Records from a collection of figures
--- begin ---
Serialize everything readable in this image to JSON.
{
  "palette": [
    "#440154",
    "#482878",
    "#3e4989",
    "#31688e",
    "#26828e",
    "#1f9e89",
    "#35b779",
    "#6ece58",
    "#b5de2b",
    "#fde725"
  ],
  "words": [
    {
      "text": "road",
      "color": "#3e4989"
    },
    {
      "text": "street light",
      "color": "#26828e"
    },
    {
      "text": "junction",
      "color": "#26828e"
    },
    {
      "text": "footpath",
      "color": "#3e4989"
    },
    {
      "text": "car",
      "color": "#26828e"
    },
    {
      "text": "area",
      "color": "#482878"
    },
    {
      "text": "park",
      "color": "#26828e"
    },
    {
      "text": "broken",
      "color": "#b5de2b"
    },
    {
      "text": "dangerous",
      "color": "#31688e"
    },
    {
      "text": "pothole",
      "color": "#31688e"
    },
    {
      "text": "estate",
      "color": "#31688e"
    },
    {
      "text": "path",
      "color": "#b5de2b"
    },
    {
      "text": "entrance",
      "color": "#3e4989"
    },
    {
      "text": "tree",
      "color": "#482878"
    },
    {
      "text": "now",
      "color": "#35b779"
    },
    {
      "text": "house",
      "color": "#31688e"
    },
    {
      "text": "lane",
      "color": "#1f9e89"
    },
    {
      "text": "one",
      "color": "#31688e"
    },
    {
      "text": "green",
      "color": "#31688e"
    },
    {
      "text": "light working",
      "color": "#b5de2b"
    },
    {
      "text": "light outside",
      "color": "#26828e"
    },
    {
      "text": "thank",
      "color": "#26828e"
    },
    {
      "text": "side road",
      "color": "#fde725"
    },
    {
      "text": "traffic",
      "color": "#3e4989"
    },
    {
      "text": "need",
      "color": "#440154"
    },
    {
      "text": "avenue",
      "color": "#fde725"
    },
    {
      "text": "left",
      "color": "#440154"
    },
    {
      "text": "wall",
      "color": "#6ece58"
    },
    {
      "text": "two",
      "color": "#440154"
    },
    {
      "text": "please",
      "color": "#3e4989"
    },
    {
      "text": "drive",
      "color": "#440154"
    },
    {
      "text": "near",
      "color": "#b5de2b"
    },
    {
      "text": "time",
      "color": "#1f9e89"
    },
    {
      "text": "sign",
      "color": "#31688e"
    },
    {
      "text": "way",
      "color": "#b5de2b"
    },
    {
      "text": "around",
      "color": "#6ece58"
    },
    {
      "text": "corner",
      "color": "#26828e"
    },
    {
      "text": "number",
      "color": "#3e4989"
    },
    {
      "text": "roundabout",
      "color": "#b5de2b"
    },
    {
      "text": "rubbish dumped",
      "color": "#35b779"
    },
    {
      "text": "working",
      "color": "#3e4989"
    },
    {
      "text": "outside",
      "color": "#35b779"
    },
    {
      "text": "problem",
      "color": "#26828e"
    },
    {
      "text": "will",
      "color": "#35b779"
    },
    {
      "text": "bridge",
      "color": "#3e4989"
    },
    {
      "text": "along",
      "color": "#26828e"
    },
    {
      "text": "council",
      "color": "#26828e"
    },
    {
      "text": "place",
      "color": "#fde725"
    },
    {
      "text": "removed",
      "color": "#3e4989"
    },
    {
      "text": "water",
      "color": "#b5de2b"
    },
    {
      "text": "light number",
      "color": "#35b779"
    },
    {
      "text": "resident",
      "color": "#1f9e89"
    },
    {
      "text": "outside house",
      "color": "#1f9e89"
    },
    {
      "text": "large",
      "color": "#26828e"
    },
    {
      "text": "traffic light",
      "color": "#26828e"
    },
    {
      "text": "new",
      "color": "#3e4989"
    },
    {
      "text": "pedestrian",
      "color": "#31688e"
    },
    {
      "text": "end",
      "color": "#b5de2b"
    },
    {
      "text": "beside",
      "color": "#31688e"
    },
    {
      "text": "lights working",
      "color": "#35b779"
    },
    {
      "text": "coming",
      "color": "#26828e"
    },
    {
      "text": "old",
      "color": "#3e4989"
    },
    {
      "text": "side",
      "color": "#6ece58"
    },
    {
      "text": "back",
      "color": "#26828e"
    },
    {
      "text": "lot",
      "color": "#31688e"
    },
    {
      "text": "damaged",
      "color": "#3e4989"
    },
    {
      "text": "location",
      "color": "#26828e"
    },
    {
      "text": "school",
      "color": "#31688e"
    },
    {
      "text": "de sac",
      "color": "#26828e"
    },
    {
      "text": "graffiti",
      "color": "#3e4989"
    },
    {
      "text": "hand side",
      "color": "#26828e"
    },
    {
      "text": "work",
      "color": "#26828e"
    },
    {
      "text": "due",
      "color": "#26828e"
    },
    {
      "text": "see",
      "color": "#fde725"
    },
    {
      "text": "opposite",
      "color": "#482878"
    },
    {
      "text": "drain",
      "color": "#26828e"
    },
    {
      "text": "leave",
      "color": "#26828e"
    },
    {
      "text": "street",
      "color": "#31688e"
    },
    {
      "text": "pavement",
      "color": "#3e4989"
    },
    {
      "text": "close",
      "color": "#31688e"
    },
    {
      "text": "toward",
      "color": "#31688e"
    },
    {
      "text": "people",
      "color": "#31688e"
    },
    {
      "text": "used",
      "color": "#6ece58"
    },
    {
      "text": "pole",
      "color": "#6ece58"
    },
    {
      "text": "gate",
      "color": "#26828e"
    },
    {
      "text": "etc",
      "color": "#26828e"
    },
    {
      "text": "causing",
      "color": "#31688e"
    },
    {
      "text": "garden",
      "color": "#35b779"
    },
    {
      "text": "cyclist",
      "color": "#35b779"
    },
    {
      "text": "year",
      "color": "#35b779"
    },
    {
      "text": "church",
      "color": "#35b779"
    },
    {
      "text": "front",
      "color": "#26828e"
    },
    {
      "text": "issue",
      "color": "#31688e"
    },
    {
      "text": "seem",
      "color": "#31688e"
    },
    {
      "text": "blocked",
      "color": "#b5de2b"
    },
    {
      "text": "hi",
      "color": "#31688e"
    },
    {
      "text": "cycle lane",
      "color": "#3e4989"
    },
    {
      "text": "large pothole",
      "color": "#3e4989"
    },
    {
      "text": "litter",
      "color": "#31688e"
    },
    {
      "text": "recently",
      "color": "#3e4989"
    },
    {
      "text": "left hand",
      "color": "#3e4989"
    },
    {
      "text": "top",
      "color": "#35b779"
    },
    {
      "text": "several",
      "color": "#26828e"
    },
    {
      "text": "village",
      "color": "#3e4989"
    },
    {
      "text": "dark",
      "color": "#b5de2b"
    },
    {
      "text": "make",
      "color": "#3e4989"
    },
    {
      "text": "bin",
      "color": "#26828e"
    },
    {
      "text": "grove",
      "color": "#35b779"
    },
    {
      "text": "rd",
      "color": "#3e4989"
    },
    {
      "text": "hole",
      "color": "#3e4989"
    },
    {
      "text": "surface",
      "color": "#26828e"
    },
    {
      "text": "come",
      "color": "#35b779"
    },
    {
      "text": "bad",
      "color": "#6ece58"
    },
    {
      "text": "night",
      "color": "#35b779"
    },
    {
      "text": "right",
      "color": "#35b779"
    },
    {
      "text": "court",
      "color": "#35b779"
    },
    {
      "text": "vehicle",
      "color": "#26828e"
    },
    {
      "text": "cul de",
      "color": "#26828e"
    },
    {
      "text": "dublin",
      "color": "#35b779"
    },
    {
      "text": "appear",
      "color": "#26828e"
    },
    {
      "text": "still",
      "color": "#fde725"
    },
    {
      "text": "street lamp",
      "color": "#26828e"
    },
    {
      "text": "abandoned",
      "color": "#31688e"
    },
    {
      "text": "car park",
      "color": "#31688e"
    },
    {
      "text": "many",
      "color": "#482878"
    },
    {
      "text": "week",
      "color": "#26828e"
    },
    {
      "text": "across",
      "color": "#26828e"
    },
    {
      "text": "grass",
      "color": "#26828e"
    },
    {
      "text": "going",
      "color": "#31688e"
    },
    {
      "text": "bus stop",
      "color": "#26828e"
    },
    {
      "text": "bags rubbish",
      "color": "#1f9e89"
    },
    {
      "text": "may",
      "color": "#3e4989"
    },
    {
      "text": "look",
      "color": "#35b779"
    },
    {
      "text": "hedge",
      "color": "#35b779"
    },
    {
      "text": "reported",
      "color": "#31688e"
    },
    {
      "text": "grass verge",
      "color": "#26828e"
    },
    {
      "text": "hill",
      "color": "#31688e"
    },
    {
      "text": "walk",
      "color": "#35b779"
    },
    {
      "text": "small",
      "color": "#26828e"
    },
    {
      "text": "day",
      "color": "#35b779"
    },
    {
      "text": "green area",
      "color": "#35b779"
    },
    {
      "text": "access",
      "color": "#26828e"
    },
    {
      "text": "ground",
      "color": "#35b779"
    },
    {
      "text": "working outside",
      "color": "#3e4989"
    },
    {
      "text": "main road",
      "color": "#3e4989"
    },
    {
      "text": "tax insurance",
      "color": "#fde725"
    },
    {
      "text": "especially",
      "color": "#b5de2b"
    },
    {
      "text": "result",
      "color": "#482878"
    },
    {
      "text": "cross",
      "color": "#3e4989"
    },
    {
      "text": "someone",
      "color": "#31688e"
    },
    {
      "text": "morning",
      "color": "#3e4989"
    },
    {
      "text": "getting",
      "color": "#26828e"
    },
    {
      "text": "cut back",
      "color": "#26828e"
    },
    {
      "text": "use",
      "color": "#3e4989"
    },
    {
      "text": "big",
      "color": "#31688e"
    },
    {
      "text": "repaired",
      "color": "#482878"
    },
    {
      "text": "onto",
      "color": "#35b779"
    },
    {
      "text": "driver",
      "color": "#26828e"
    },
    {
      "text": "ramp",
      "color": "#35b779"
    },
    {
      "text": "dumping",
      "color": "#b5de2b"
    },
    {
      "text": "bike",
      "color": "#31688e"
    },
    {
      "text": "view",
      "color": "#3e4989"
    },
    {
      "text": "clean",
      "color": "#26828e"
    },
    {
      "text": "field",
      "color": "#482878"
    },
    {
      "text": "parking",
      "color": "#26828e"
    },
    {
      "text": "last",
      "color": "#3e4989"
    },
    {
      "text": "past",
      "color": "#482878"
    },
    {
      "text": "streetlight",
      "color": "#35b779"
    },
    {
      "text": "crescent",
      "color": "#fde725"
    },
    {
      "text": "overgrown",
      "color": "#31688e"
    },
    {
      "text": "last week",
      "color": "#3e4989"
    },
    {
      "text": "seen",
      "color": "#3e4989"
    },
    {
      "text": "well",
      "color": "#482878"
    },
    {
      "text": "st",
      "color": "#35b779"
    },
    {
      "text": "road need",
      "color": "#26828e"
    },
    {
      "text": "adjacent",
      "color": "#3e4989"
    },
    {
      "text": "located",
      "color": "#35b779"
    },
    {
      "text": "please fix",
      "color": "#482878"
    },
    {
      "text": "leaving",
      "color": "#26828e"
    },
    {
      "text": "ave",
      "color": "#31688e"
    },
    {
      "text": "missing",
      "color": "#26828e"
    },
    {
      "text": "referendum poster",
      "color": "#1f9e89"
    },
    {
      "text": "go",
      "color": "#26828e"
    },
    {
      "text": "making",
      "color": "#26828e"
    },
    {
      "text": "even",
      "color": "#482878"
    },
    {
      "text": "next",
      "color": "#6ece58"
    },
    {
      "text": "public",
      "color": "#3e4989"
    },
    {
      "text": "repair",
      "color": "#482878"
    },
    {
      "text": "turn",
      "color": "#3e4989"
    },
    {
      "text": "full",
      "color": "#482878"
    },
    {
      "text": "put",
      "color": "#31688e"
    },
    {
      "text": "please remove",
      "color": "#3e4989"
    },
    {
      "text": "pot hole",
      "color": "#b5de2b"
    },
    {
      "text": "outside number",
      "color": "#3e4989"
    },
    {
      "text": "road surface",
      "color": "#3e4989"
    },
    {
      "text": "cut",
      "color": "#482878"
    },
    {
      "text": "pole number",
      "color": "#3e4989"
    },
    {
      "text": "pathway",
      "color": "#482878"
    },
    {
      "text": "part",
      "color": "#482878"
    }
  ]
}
--- end ---
(Short exercise) Copy each line of the records above that carries the word "rubbish".

(Reply to the task)
      "text": "rubbish dumped",
      "text": "bags rubbish",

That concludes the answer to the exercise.